● What is being asked: Extract exactly and only the lines of the data below, starting at the line with "Extract the structured" and stopping after the final line.

>> start Data for processing

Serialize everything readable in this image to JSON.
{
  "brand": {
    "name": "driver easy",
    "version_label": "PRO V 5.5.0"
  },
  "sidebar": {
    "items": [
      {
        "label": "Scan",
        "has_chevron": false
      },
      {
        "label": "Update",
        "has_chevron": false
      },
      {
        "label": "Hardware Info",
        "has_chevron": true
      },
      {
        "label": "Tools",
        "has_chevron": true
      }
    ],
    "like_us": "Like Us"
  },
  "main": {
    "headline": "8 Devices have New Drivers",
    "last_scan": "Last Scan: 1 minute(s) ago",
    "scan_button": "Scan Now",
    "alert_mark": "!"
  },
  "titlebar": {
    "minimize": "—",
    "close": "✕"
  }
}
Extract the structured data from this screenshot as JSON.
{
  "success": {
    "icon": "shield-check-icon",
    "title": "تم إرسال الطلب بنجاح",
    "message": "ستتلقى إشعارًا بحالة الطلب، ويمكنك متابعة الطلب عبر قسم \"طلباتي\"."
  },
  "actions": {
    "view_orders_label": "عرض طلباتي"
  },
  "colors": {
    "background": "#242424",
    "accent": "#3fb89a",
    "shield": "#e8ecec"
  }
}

>> end Data for processing

● Solution to this problem:
Extract the structured data from this screenshot as JSON.
{
  "success": {
    "icon": "shield-check-icon",
    "title": "تم إرسال الطلب بنجاح",
    "message": "ستتلقى إشعارًا بحالة الطلب، ويمكنك متابعة الطلب عبر قسم \"طلباتي\"."
  },
  "actions": {
    "view_orders_label": "عرض طلباتي"
  },
  "colors": {
    "background": "#242424",
    "accent": "#3fb89a",
    "shield": "#e8ecec"
  }
}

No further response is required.